Data entries for graphics:
**********

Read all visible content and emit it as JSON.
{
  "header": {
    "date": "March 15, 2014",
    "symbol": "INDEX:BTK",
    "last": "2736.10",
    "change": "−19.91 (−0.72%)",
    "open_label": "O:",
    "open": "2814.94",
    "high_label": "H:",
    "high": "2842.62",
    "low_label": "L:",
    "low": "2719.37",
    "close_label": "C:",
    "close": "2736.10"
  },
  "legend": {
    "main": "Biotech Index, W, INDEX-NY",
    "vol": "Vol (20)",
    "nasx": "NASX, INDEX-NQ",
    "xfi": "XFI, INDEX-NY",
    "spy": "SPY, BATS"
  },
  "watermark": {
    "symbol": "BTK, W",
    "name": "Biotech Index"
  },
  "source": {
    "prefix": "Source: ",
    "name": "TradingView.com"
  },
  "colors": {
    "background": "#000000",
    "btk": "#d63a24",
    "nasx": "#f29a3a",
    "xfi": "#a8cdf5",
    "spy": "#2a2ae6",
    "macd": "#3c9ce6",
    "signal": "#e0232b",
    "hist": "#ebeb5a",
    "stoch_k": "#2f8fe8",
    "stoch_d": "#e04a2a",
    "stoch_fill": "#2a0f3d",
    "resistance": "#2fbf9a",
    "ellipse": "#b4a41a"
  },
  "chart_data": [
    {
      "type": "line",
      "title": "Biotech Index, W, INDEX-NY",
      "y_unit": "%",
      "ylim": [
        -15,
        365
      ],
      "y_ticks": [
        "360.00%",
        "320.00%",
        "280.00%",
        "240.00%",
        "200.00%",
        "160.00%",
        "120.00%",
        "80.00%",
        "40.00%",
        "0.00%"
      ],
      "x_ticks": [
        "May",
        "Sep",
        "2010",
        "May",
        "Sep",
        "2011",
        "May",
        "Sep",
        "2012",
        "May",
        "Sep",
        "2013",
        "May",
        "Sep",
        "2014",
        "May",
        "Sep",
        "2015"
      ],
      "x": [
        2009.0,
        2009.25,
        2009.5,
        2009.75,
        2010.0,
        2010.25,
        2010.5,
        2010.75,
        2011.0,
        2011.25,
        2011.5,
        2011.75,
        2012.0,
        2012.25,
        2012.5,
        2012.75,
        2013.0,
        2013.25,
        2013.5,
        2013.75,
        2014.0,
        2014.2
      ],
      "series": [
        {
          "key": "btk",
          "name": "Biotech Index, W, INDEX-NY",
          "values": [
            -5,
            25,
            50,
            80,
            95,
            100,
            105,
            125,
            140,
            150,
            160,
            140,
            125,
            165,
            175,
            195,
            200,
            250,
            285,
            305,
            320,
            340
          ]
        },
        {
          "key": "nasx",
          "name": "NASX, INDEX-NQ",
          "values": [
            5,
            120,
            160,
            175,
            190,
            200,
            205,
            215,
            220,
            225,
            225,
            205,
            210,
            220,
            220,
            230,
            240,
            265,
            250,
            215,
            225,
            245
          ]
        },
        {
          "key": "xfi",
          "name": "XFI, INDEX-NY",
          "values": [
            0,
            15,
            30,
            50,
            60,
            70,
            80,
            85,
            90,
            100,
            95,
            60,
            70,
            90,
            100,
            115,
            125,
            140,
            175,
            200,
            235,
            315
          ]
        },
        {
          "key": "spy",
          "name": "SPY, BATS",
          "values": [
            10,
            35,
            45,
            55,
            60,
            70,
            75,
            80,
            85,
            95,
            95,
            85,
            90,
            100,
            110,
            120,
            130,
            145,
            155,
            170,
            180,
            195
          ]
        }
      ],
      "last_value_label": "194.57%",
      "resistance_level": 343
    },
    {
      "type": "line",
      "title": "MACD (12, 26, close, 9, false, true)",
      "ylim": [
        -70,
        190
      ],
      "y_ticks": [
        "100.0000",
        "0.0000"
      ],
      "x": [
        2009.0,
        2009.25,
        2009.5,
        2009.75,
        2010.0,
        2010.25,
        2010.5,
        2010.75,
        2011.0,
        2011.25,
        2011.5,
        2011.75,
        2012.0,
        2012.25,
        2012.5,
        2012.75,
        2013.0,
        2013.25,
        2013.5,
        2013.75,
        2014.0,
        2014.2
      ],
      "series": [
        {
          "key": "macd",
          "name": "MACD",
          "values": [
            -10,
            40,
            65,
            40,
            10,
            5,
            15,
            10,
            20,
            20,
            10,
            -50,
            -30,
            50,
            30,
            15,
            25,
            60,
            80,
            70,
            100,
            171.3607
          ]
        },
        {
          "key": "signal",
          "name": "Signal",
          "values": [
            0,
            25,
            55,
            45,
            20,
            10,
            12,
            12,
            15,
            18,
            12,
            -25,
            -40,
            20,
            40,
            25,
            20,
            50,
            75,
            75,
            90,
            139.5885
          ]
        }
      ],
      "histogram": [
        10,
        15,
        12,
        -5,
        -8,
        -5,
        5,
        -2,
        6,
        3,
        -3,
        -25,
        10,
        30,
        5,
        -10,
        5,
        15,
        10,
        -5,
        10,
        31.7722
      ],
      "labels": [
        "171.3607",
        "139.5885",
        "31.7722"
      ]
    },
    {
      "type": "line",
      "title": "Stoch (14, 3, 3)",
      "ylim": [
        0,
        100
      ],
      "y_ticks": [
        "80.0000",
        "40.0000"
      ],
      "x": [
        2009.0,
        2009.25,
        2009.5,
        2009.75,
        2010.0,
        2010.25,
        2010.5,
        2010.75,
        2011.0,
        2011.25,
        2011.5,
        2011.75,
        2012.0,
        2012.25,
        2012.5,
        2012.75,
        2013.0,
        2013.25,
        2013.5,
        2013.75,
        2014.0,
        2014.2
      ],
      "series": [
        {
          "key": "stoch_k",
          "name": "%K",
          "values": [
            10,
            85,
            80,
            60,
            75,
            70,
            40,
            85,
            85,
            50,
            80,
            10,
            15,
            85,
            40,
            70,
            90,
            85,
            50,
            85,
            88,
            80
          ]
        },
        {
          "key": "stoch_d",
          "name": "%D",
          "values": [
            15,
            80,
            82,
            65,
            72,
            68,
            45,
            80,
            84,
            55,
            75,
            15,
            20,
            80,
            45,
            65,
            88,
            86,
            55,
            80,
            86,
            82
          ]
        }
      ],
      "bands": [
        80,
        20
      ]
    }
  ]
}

**********

- EXERCISE TASK:
Find and copy each line above that includes the string "name".

- EXERCISE RESPONSE:
    "name": "Biotech Index"
    "name": "TradingView.com"
          "name": "Biotech Index, W, INDEX-NY",
          "name": "NASX, INDEX-NQ",
          "name": "XFI, INDEX-NY",
          "name": "SPY, BATS",
          "name": "MACD",
          "name": "Signal",
          "name": "%K",
          "name": "%D",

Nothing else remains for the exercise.